- **TASK DETAILS**
In your copy, reproduce the entries exactly as they are, minus the images.

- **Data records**

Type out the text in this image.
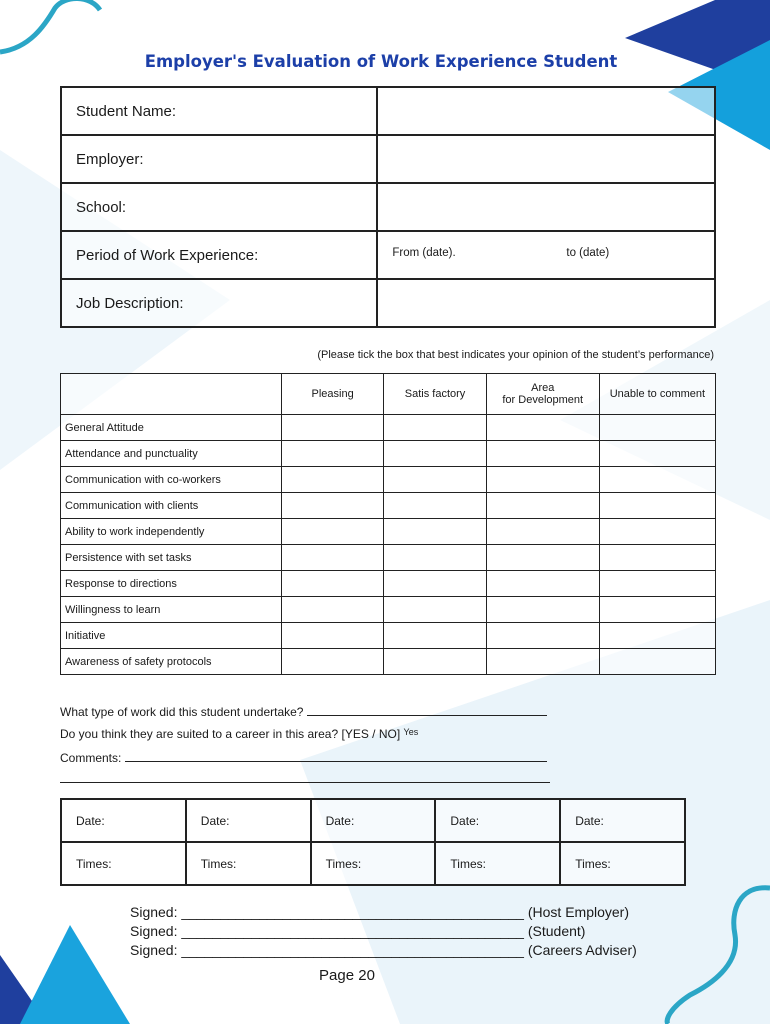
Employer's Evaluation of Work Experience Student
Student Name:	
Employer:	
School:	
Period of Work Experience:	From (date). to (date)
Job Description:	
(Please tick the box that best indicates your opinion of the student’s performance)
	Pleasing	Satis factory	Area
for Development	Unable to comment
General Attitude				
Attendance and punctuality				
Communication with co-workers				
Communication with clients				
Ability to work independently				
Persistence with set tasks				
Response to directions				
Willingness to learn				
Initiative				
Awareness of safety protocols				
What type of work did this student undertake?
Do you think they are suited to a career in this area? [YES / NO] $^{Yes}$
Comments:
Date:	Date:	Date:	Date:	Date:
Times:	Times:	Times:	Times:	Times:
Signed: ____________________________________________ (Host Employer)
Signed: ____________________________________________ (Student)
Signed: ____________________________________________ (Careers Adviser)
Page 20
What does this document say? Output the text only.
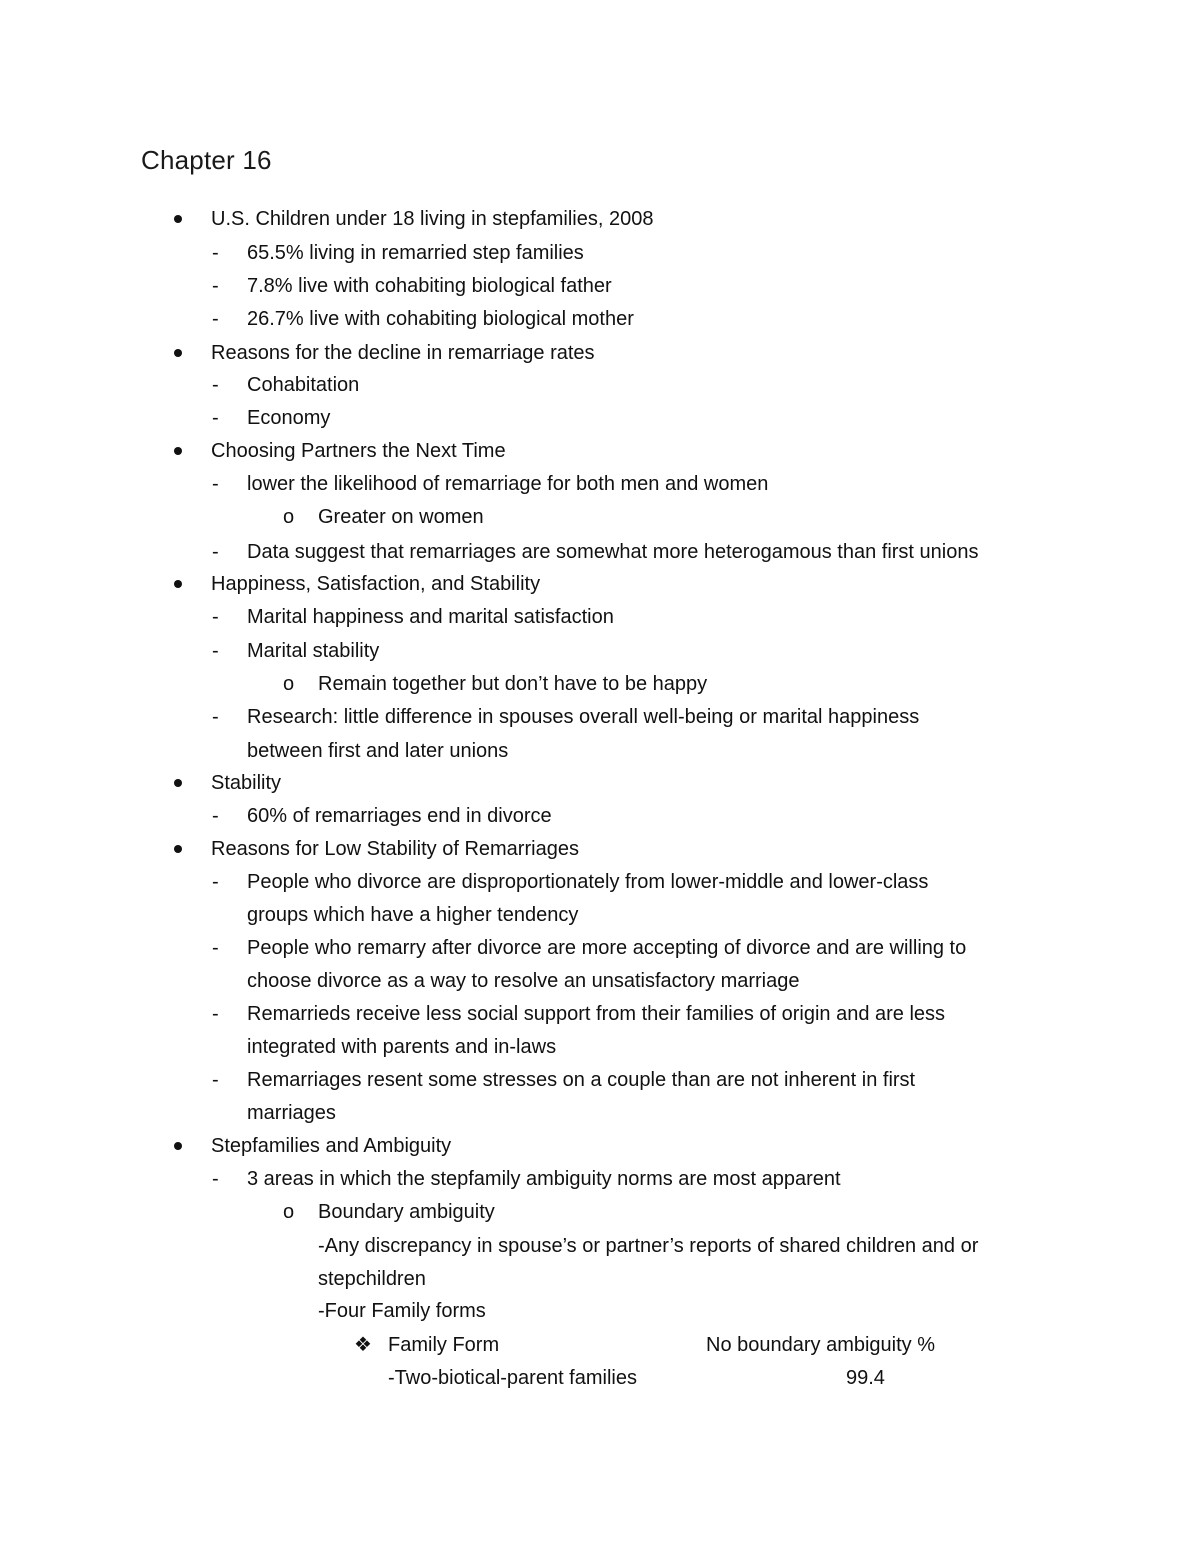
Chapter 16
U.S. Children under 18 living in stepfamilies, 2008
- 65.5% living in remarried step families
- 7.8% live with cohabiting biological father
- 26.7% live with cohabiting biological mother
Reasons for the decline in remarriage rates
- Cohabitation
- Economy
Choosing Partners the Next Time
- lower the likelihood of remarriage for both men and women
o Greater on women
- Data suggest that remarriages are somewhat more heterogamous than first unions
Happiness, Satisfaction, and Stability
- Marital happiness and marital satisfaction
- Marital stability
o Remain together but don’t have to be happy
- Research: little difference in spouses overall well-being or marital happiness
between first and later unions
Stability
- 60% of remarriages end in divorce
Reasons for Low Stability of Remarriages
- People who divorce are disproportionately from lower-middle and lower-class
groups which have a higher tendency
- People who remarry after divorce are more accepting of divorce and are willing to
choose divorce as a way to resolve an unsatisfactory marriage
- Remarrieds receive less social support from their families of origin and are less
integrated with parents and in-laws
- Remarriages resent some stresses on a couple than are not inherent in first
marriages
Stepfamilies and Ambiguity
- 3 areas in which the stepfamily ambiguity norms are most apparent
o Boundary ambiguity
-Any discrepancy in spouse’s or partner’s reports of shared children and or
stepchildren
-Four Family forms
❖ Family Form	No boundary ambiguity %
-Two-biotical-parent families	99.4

- **EXERCISE RESULT**
Type out the text in this image.
Employer's Evaluation of Work Experience Student
Student Name:	
Employer:	
School:	
Period of Work Experience:	From (date). to (date)
Job Description:	
(Please tick the box that best indicates your opinion of the student’s performance)
	Pleasing	Satis factory	Area
for Development	Unable to comment
General Attitude				
Attendance and punctuality				
Communication with co-workers				
Communication with clients				
Ability to work independently				
Persistence with set tasks				
Response to directions				
Willingness to learn				
Initiative				
Awareness of safety protocols				
What type of work did this student undertake?
Do you think they are suited to a career in this area? [YES / NO] $^{Yes}$
Comments:
Date:	Date:	Date:	Date:	Date:
Times:	Times:	Times:	Times:	Times:
Signed: ____________________________________________ (Host Employer)
Signed: ____________________________________________ (Student)
Signed: ____________________________________________ (Careers Adviser)
Page 20
What does this document say? Output the text only.
Chapter 16
U.S. Children under 18 living in stepfamilies, 2008
- 65.5% living in remarried step families
- 7.8% live with cohabiting biological father
- 26.7% live with cohabiting biological mother
Reasons for the decline in remarriage rates
- Cohabitation
- Economy
Choosing Partners the Next Time
- lower the likelihood of remarriage for both men and women
o Greater on women
- Data suggest that remarriages are somewhat more heterogamous than first unions
Happiness, Satisfaction, and Stability
- Marital happiness and marital satisfaction
- Marital stability
o Remain together but don’t have to be happy
- Research: little difference in spouses overall well-being or marital happiness
between first and later unions
Stability
- 60% of remarriages end in divorce
Reasons for Low Stability of Remarriages
- People who divorce are disproportionately from lower-middle and lower-class
groups which have a higher tendency
- People who remarry after divorce are more accepting of divorce and are willing to
choose divorce as a way to resolve an unsatisfactory marriage
- Remarrieds receive less social support from their families of origin and are less
integrated with parents and in-laws
- Remarriages resent some stresses on a couple than are not inherent in first
marriages
Stepfamilies and Ambiguity
- 3 areas in which the stepfamily ambiguity norms are most apparent
o Boundary ambiguity
-Any discrepancy in spouse’s or partner’s reports of shared children and or
stepchildren
-Four Family forms
❖ Family Form	No boundary ambiguity %
-Two-biotical-parent families	99.4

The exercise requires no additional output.